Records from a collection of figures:
>> Begin

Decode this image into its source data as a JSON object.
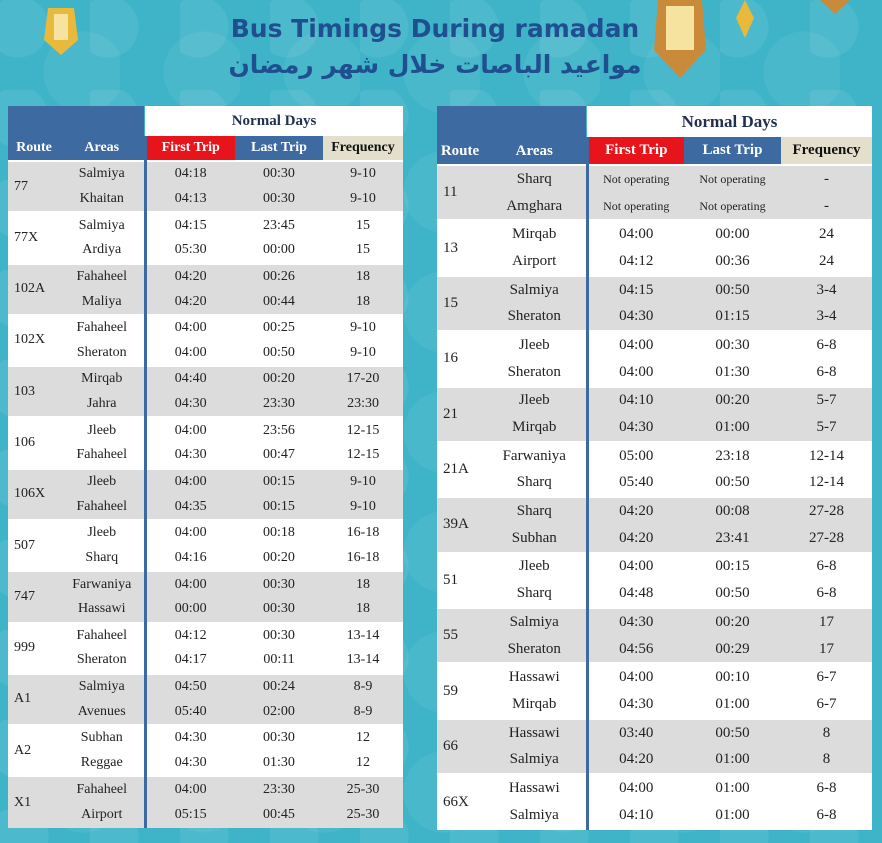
{
  "header": {
    "title": "Bus Timings During ramadan",
    "title_ar": "مواعيد الباصات خلال شهر رمضان"
  },
  "tables": [
    {
      "columns": {
        "normal_days": "Normal Days",
        "route": "Route",
        "areas": "Areas",
        "first_trip": "First Trip",
        "last_trip": "Last Trip",
        "frequency": "Frequency"
      },
      "routes": [
        {
          "route": "77",
          "stops": [
            [
              "Salmiya",
              "04:18",
              "00:30",
              "9-10"
            ],
            [
              "Khaitan",
              "04:13",
              "00:30",
              "9-10"
            ]
          ]
        },
        {
          "route": "77X",
          "stops": [
            [
              "Salmiya",
              "04:15",
              "23:45",
              "15"
            ],
            [
              "Ardiya",
              "05:30",
              "00:00",
              "15"
            ]
          ]
        },
        {
          "route": "102A",
          "stops": [
            [
              "Fahaheel",
              "04:20",
              "00:26",
              "18"
            ],
            [
              "Maliya",
              "04:20",
              "00:44",
              "18"
            ]
          ]
        },
        {
          "route": "102X",
          "stops": [
            [
              "Fahaheel",
              "04:00",
              "00:25",
              "9-10"
            ],
            [
              "Sheraton",
              "04:00",
              "00:50",
              "9-10"
            ]
          ]
        },
        {
          "route": "103",
          "stops": [
            [
              "Mirqab",
              "04:40",
              "00:20",
              "17-20"
            ],
            [
              "Jahra",
              "04:30",
              "23:30",
              "23:30"
            ]
          ]
        },
        {
          "route": "106",
          "stops": [
            [
              "Jleeb",
              "04:00",
              "23:56",
              "12-15"
            ],
            [
              "Fahaheel",
              "04:30",
              "00:47",
              "12-15"
            ]
          ]
        },
        {
          "route": "106X",
          "stops": [
            [
              "Jleeb",
              "04:00",
              "00:15",
              "9-10"
            ],
            [
              "Fahaheel",
              "04:35",
              "00:15",
              "9-10"
            ]
          ]
        },
        {
          "route": "507",
          "stops": [
            [
              "Jleeb",
              "04:00",
              "00:18",
              "16-18"
            ],
            [
              "Sharq",
              "04:16",
              "00:20",
              "16-18"
            ]
          ]
        },
        {
          "route": "747",
          "stops": [
            [
              "Farwaniya",
              "04:00",
              "00:30",
              "18"
            ],
            [
              "Hassawi",
              "00:00",
              "00:30",
              "18"
            ]
          ]
        },
        {
          "route": "999",
          "stops": [
            [
              "Fahaheel",
              "04:12",
              "00:30",
              "13-14"
            ],
            [
              "Sheraton",
              "04:17",
              "00:11",
              "13-14"
            ]
          ]
        },
        {
          "route": "A1",
          "stops": [
            [
              "Salmiya",
              "04:50",
              "00:24",
              "8-9"
            ],
            [
              "Avenues",
              "05:40",
              "02:00",
              "8-9"
            ]
          ]
        },
        {
          "route": "A2",
          "stops": [
            [
              "Subhan",
              "04:30",
              "00:30",
              "12"
            ],
            [
              "Reggae",
              "04:30",
              "01:30",
              "12"
            ]
          ]
        },
        {
          "route": "X1",
          "stops": [
            [
              "Fahaheel",
              "04:00",
              "23:30",
              "25-30"
            ],
            [
              "Airport",
              "05:15",
              "00:45",
              "25-30"
            ]
          ]
        }
      ]
    },
    {
      "columns": {
        "normal_days": "Normal Days",
        "route": "Route",
        "areas": "Areas",
        "first_trip": "First Trip",
        "last_trip": "Last Trip",
        "frequency": "Frequency"
      },
      "routes": [
        {
          "route": "11",
          "stops": [
            [
              "Sharq",
              "Not operating",
              "Not operating",
              "-"
            ],
            [
              "Amghara",
              "Not operating",
              "Not operating",
              "-"
            ]
          ]
        },
        {
          "route": "13",
          "stops": [
            [
              "Mirqab",
              "04:00",
              "00:00",
              "24"
            ],
            [
              "Airport",
              "04:12",
              "00:36",
              "24"
            ]
          ]
        },
        {
          "route": "15",
          "stops": [
            [
              "Salmiya",
              "04:15",
              "00:50",
              "3-4"
            ],
            [
              "Sheraton",
              "04:30",
              "01:15",
              "3-4"
            ]
          ]
        },
        {
          "route": "16",
          "stops": [
            [
              "Jleeb",
              "04:00",
              "00:30",
              "6-8"
            ],
            [
              "Sheraton",
              "04:00",
              "01:30",
              "6-8"
            ]
          ]
        },
        {
          "route": "21",
          "stops": [
            [
              "Jleeb",
              "04:10",
              "00:20",
              "5-7"
            ],
            [
              "Mirqab",
              "04:30",
              "01:00",
              "5-7"
            ]
          ]
        },
        {
          "route": "21A",
          "stops": [
            [
              "Farwaniya",
              "05:00",
              "23:18",
              "12-14"
            ],
            [
              "Sharq",
              "05:40",
              "00:50",
              "12-14"
            ]
          ]
        },
        {
          "route": "39A",
          "stops": [
            [
              "Sharq",
              "04:20",
              "00:08",
              "27-28"
            ],
            [
              "Subhan",
              "04:20",
              "23:41",
              "27-28"
            ]
          ]
        },
        {
          "route": "51",
          "stops": [
            [
              "Jleeb",
              "04:00",
              "00:15",
              "6-8"
            ],
            [
              "Sharq",
              "04:48",
              "00:50",
              "6-8"
            ]
          ]
        },
        {
          "route": "55",
          "stops": [
            [
              "Salmiya",
              "04:30",
              "00:20",
              "17"
            ],
            [
              "Sheraton",
              "04:56",
              "00:29",
              "17"
            ]
          ]
        },
        {
          "route": "59",
          "stops": [
            [
              "Hassawi",
              "04:00",
              "00:10",
              "6-7"
            ],
            [
              "Mirqab",
              "04:30",
              "01:00",
              "6-7"
            ]
          ]
        },
        {
          "route": "66",
          "stops": [
            [
              "Hassawi",
              "03:40",
              "00:50",
              "8"
            ],
            [
              "Salmiya",
              "04:20",
              "01:00",
              "8"
            ]
          ]
        },
        {
          "route": "66X",
          "stops": [
            [
              "Hassawi",
              "04:00",
              "01:00",
              "6-8"
            ],
            [
              "Salmiya",
              "04:10",
              "01:00",
              "6-8"
            ]
          ]
        }
      ]
    }
  ]
}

>> End

■ Goal of the exercise ■
Reproduce the material in full, word for word, and omit the pictures.

■ Solution ■
Decode this image into its source data as a JSON object.
{
  "header": {
    "title": "Bus Timings During ramadan",
    "title_ar": "مواعيد الباصات خلال شهر رمضان"
  },
  "tables": [
    {
      "columns": {
        "normal_days": "Normal Days",
        "route": "Route",
        "areas": "Areas",
        "first_trip": "First Trip",
        "last_trip": "Last Trip",
        "frequency": "Frequency"
      },
      "routes": [
        {
          "route": "77",
          "stops": [
            [
              "Salmiya",
              "04:18",
              "00:30",
              "9-10"
            ],
            [
              "Khaitan",
              "04:13",
              "00:30",
              "9-10"
            ]
          ]
        },
        {
          "route": "77X",
          "stops": [
            [
              "Salmiya",
              "04:15",
              "23:45",
              "15"
            ],
            [
              "Ardiya",
              "05:30",
              "00:00",
              "15"
            ]
          ]
        },
        {
          "route": "102A",
          "stops": [
            [
              "Fahaheel",
              "04:20",
              "00:26",
              "18"
            ],
            [
              "Maliya",
              "04:20",
              "00:44",
              "18"
            ]
          ]
        },
        {
          "route": "102X",
          "stops": [
            [
              "Fahaheel",
              "04:00",
              "00:25",
              "9-10"
            ],
            [
              "Sheraton",
              "04:00",
              "00:50",
              "9-10"
            ]
          ]
        },
        {
          "route": "103",
          "stops": [
            [
              "Mirqab",
              "04:40",
              "00:20",
              "17-20"
            ],
            [
              "Jahra",
              "04:30",
              "23:30",
              "23:30"
            ]
          ]
        },
        {
          "route": "106",
          "stops": [
            [
              "Jleeb",
              "04:00",
              "23:56",
              "12-15"
            ],
            [
              "Fahaheel",
              "04:30",
              "00:47",
              "12-15"
            ]
          ]
        },
        {
          "route": "106X",
          "stops": [
            [
              "Jleeb",
              "04:00",
              "00:15",
              "9-10"
            ],
            [
              "Fahaheel",
              "04:35",
              "00:15",
              "9-10"
            ]
          ]
        },
        {
          "route": "507",
          "stops": [
            [
              "Jleeb",
              "04:00",
              "00:18",
              "16-18"
            ],
            [
              "Sharq",
              "04:16",
              "00:20",
              "16-18"
            ]
          ]
        },
        {
          "route": "747",
          "stops": [
            [
              "Farwaniya",
              "04:00",
              "00:30",
              "18"
            ],
            [
              "Hassawi",
              "00:00",
              "00:30",
              "18"
            ]
          ]
        },
        {
          "route": "999",
          "stops": [
            [
              "Fahaheel",
              "04:12",
              "00:30",
              "13-14"
            ],
            [
              "Sheraton",
              "04:17",
              "00:11",
              "13-14"
            ]
          ]
        },
        {
          "route": "A1",
          "stops": [
            [
              "Salmiya",
              "04:50",
              "00:24",
              "8-9"
            ],
            [
              "Avenues",
              "05:40",
              "02:00",
              "8-9"
            ]
          ]
        },
        {
          "route": "A2",
          "stops": [
            [
              "Subhan",
              "04:30",
              "00:30",
              "12"
            ],
            [
              "Reggae",
              "04:30",
              "01:30",
              "12"
            ]
          ]
        },
        {
          "route": "X1",
          "stops": [
            [
              "Fahaheel",
              "04:00",
              "23:30",
              "25-30"
            ],
            [
              "Airport",
              "05:15",
              "00:45",
              "25-30"
            ]
          ]
        }
      ]
    },
    {
      "columns": {
        "normal_days": "Normal Days",
        "route": "Route",
        "areas": "Areas",
        "first_trip": "First Trip",
        "last_trip": "Last Trip",
        "frequency": "Frequency"
      },
      "routes": [
        {
          "route": "11",
          "stops": [
            [
              "Sharq",
              "Not operating",
              "Not operating",
              "-"
            ],
            [
              "Amghara",
              "Not operating",
              "Not operating",
              "-"
            ]
          ]
        },
        {
          "route": "13",
          "stops": [
            [
              "Mirqab",
              "04:00",
              "00:00",
              "24"
            ],
            [
              "Airport",
              "04:12",
              "00:36",
              "24"
            ]
          ]
        },
        {
          "route": "15",
          "stops": [
            [
              "Salmiya",
              "04:15",
              "00:50",
              "3-4"
            ],
            [
              "Sheraton",
              "04:30",
              "01:15",
              "3-4"
            ]
          ]
        },
        {
          "route": "16",
          "stops": [
            [
              "Jleeb",
              "04:00",
              "00:30",
              "6-8"
            ],
            [
              "Sheraton",
              "04:00",
              "01:30",
              "6-8"
            ]
          ]
        },
        {
          "route": "21",
          "stops": [
            [
              "Jleeb",
              "04:10",
              "00:20",
              "5-7"
            ],
            [
              "Mirqab",
              "04:30",
              "01:00",
              "5-7"
            ]
          ]
        },
        {
          "route": "21A",
          "stops": [
            [
              "Farwaniya",
              "05:00",
              "23:18",
              "12-14"
            ],
            [
              "Sharq",
              "05:40",
              "00:50",
              "12-14"
            ]
          ]
        },
        {
          "route": "39A",
          "stops": [
            [
              "Sharq",
              "04:20",
              "00:08",
              "27-28"
            ],
            [
              "Subhan",
              "04:20",
              "23:41",
              "27-28"
            ]
          ]
        },
        {
          "route": "51",
          "stops": [
            [
              "Jleeb",
              "04:00",
              "00:15",
              "6-8"
            ],
            [
              "Sharq",
              "04:48",
              "00:50",
              "6-8"
            ]
          ]
        },
        {
          "route": "55",
          "stops": [
            [
              "Salmiya",
              "04:30",
              "00:20",
              "17"
            ],
            [
              "Sheraton",
              "04:56",
              "00:29",
              "17"
            ]
          ]
        },
        {
          "route": "59",
          "stops": [
            [
              "Hassawi",
              "04:00",
              "00:10",
              "6-7"
            ],
            [
              "Mirqab",
              "04:30",
              "01:00",
              "6-7"
            ]
          ]
        },
        {
          "route": "66",
          "stops": [
            [
              "Hassawi",
              "03:40",
              "00:50",
              "8"
            ],
            [
              "Salmiya",
              "04:20",
              "01:00",
              "8"
            ]
          ]
        },
        {
          "route": "66X",
          "stops": [
            [
              "Hassawi",
              "04:00",
              "01:00",
              "6-8"
            ],
            [
              "Salmiya",
              "04:10",
              "01:00",
              "6-8"
            ]
          ]
        }
      ]
    }
  ]
}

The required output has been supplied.